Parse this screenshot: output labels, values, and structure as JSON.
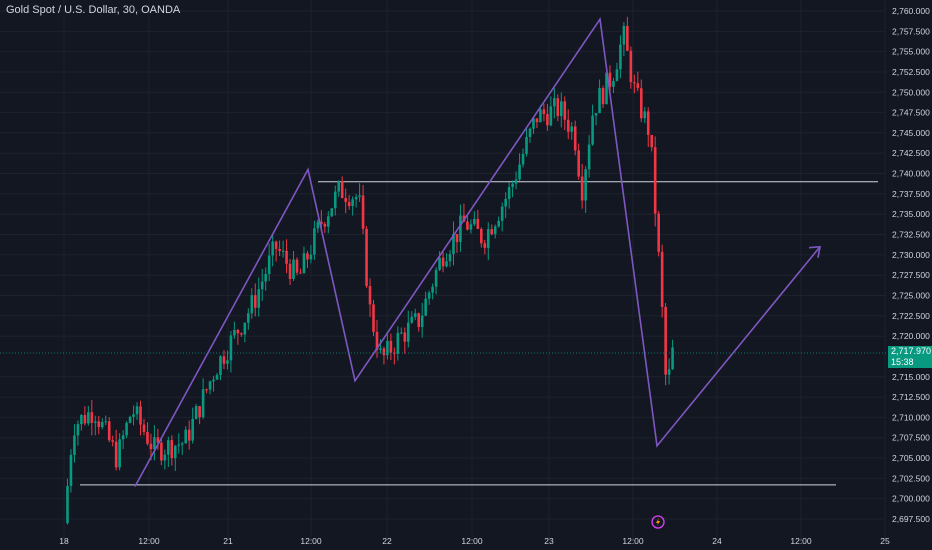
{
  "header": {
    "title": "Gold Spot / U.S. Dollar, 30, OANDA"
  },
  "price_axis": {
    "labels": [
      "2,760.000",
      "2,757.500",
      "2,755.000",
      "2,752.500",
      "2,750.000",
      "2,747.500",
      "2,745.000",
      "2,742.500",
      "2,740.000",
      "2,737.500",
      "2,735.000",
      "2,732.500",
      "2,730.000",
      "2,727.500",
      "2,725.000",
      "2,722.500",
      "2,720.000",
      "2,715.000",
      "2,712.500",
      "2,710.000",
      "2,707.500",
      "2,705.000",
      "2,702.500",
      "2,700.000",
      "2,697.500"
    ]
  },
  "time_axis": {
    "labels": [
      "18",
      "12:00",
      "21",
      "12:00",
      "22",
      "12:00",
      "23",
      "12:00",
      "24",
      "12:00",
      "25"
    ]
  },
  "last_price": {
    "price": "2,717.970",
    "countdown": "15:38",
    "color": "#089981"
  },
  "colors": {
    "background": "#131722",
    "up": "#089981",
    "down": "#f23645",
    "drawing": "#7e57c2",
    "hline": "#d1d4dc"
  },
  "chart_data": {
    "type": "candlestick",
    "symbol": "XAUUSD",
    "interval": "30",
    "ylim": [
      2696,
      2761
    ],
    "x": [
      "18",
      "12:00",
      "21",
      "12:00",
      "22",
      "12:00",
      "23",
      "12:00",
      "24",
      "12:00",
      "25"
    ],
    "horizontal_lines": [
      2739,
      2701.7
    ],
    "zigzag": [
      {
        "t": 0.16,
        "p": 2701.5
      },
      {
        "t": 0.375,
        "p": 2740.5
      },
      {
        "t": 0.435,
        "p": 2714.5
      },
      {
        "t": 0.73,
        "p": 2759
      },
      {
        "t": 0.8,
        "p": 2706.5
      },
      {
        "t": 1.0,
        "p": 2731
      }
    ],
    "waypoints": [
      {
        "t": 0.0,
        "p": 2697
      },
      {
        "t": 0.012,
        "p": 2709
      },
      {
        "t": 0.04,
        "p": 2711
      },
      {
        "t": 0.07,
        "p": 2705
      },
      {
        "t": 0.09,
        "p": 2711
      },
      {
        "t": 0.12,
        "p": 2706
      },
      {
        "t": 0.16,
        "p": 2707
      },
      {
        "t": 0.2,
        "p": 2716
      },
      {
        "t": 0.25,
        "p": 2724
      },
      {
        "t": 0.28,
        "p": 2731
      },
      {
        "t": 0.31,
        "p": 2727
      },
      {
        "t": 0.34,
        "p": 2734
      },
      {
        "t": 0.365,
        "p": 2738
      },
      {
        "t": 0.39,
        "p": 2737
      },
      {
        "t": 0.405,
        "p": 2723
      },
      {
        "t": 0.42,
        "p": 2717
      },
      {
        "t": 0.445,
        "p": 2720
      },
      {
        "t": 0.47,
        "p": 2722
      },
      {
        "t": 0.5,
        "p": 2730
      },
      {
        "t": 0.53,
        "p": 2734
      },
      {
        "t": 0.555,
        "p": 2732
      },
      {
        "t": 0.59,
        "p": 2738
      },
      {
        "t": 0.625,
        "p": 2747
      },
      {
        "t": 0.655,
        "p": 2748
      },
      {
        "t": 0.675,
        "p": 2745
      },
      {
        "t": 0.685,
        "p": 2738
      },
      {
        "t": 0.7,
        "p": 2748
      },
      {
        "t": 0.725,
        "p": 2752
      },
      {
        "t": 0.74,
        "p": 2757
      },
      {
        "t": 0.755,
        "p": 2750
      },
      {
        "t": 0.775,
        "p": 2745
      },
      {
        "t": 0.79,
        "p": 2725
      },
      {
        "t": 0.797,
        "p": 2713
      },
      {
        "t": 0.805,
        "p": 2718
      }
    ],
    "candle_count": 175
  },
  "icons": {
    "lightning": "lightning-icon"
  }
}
::::::::
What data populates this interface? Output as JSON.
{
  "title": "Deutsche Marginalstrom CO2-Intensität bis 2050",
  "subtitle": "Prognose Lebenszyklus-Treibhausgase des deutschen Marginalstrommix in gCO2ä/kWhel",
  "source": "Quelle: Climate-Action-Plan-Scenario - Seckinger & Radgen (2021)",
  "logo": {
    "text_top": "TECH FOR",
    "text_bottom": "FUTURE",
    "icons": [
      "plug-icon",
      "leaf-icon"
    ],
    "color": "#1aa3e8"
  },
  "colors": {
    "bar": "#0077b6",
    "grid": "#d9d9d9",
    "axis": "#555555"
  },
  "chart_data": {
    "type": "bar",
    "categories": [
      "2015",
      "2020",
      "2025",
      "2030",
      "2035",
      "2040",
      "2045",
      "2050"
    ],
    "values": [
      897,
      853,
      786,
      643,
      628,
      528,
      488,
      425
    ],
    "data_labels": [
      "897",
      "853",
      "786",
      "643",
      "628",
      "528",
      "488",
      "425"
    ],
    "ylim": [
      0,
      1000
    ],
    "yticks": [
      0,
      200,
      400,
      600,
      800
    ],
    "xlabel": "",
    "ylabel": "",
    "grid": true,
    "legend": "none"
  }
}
::::::::
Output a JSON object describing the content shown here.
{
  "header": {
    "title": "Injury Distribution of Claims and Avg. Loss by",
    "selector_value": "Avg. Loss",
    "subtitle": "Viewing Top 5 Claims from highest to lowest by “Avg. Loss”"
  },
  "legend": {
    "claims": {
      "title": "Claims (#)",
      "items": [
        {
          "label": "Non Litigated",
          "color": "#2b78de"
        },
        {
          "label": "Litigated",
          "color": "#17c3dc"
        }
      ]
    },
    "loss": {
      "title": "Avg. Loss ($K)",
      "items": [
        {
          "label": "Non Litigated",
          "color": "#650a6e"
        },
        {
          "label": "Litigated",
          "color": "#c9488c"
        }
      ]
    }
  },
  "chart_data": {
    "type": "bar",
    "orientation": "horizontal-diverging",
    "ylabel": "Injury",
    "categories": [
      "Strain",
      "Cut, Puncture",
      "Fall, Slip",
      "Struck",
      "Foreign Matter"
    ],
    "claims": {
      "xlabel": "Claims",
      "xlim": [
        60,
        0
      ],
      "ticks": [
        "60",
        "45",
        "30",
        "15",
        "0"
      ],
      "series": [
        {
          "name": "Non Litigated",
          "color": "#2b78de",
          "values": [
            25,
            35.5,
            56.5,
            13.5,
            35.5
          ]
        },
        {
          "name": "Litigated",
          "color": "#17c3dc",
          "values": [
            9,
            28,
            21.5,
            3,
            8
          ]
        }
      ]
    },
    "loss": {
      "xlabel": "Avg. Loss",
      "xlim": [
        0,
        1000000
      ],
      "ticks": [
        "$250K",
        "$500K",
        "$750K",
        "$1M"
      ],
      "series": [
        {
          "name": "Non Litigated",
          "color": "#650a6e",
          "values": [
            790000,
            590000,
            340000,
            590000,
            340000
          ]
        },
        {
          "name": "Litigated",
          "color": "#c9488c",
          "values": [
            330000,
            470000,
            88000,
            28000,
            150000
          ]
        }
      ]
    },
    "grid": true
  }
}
::::::::
Search the entries for the word "JSON", then list each line that holds it.

Parse this screenshot: output labels, values, and structure as JSON.
What data populates this interface? Output as JSON.
Output a JSON object describing the content shown here.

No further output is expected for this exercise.